REQUIREMENT: Write out all of the entries exactly, please.

RECORD LIST:

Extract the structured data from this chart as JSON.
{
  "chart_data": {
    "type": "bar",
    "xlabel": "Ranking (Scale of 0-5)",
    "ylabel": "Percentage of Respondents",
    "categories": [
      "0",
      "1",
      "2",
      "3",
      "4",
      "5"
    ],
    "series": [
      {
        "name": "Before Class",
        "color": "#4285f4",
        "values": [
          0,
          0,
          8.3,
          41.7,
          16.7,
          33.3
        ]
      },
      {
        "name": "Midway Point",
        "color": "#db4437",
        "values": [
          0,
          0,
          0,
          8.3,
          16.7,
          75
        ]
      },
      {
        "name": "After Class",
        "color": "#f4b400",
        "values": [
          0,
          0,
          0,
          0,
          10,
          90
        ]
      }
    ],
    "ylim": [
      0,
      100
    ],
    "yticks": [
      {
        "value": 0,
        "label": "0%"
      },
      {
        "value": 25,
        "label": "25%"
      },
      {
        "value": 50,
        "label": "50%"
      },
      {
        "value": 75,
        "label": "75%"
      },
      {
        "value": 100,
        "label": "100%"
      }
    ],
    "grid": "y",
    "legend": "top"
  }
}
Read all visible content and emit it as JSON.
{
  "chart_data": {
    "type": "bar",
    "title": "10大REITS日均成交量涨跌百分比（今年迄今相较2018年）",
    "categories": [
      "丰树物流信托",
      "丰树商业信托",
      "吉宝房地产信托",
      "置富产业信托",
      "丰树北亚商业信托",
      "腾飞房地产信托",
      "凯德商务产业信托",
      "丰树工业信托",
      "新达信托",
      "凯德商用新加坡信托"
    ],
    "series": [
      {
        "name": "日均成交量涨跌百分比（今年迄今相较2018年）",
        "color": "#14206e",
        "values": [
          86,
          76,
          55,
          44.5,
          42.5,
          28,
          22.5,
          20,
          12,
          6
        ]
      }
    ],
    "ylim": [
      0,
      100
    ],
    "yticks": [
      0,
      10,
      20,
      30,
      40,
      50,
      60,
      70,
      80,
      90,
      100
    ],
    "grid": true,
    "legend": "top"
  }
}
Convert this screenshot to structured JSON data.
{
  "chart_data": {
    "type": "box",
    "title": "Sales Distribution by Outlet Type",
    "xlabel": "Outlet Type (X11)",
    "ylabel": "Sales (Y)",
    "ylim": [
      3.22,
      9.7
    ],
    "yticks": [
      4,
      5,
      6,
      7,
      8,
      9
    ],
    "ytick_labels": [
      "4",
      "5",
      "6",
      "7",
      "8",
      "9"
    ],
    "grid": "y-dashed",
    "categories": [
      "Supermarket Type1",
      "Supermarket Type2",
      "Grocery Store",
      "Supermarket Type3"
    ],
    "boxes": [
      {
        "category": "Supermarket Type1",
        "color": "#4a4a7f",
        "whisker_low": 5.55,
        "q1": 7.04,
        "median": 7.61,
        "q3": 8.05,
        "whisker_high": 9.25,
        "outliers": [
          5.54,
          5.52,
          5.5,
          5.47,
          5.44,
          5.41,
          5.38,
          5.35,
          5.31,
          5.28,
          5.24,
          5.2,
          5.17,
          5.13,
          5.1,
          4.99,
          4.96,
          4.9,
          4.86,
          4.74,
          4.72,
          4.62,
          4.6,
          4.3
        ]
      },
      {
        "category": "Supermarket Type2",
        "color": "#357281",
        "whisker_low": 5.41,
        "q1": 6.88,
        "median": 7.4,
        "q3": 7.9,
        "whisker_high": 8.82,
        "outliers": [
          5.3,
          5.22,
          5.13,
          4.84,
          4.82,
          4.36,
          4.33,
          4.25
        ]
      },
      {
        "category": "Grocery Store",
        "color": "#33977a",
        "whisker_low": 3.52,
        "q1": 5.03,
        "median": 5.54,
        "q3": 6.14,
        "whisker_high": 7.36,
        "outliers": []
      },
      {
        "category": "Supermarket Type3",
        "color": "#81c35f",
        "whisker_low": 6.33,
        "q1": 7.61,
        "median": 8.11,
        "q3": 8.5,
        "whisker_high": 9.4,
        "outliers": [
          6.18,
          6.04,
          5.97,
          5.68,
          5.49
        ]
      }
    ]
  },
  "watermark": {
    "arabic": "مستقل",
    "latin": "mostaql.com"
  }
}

THE REPLY:
Extract the structured data from this chart as JSON.
{
  "chart_data": {
    "type": "bar",
    "xlabel": "Ranking (Scale of 0-5)",
    "ylabel": "Percentage of Respondents",
    "categories": [
      "0",
      "1",
      "2",
      "3",
      "4",
      "5"
    ],
    "series": [
      {
        "name": "Before Class",
        "color": "#4285f4",
        "values": [
          0,
          0,
          8.3,
          41.7,
          16.7,
          33.3
        ]
      },
      {
        "name": "Midway Point",
        "color": "#db4437",
        "values": [
          0,
          0,
          0,
          8.3,
          16.7,
          75
        ]
      },
      {
        "name": "After Class",
        "color": "#f4b400",
        "values": [
          0,
          0,
          0,
          0,
          10,
          90
        ]
      }
    ],
    "ylim": [
      0,
      100
    ],
    "yticks": [
      {
        "value": 0,
        "label": "0%"
      },
      {
        "value": 25,
        "label": "25%"
      },
      {
        "value": 50,
        "label": "50%"
      },
      {
        "value": 75,
        "label": "75%"
      },
      {
        "value": 100,
        "label": "100%"
      }
    ],
    "grid": "y",
    "legend": "top"
  }
}
Read all visible content and emit it as JSON.
{
  "chart_data": {
    "type": "bar",
    "title": "10大REITS日均成交量涨跌百分比（今年迄今相较2018年）",
    "categories": [
      "丰树物流信托",
      "丰树商业信托",
      "吉宝房地产信托",
      "置富产业信托",
      "丰树北亚商业信托",
      "腾飞房地产信托",
      "凯德商务产业信托",
      "丰树工业信托",
      "新达信托",
      "凯德商用新加坡信托"
    ],
    "series": [
      {
        "name": "日均成交量涨跌百分比（今年迄今相较2018年）",
        "color": "#14206e",
        "values": [
          86,
          76,
          55,
          44.5,
          42.5,
          28,
          22.5,
          20,
          12,
          6
        ]
      }
    ],
    "ylim": [
      0,
      100
    ],
    "yticks": [
      0,
      10,
      20,
      30,
      40,
      50,
      60,
      70,
      80,
      90,
      100
    ],
    "grid": true,
    "legend": "top"
  }
}
Convert this screenshot to structured JSON data.
{
  "chart_data": {
    "type": "box",
    "title": "Sales Distribution by Outlet Type",
    "xlabel": "Outlet Type (X11)",
    "ylabel": "Sales (Y)",
    "ylim": [
      3.22,
      9.7
    ],
    "yticks": [
      4,
      5,
      6,
      7,
      8,
      9
    ],
    "ytick_labels": [
      "4",
      "5",
      "6",
      "7",
      "8",
      "9"
    ],
    "grid": "y-dashed",
    "categories": [
      "Supermarket Type1",
      "Supermarket Type2",
      "Grocery Store",
      "Supermarket Type3"
    ],
    "boxes": [
      {
        "category": "Supermarket Type1",
        "color": "#4a4a7f",
        "whisker_low": 5.55,
        "q1": 7.04,
        "median": 7.61,
        "q3": 8.05,
        "whisker_high": 9.25,
        "outliers": [
          5.54,
          5.52,
          5.5,
          5.47,
          5.44,
          5.41,
          5.38,
          5.35,
          5.31,
          5.28,
          5.24,
          5.2,
          5.17,
          5.13,
          5.1,
          4.99,
          4.96,
          4.9,
          4.86,
          4.74,
          4.72,
          4.62,
          4.6,
          4.3
        ]
      },
      {
        "category": "Supermarket Type2",
        "color": "#357281",
        "whisker_low": 5.41,
        "q1": 6.88,
        "median": 7.4,
        "q3": 7.9,
        "whisker_high": 8.82,
        "outliers": [
          5.3,
          5.22,
          5.13,
          4.84,
          4.82,
          4.36,
          4.33,
          4.25
        ]
      },
      {
        "category": "Grocery Store",
        "color": "#33977a",
        "whisker_low": 3.52,
        "q1": 5.03,
        "median": 5.54,
        "q3": 6.14,
        "whisker_high": 7.36,
        "outliers": []
      },
      {
        "category": "Supermarket Type3",
        "color": "#81c35f",
        "whisker_low": 6.33,
        "q1": 7.61,
        "median": 8.11,
        "q3": 8.5,
        "whisker_high": 9.4,
        "outliers": [
          6.18,
          6.04,
          5.97,
          5.68,
          5.49
        ]
      }
    ]
  },
  "watermark": {
    "arabic": "مستقل",
    "latin": "mostaql.com"
  }
}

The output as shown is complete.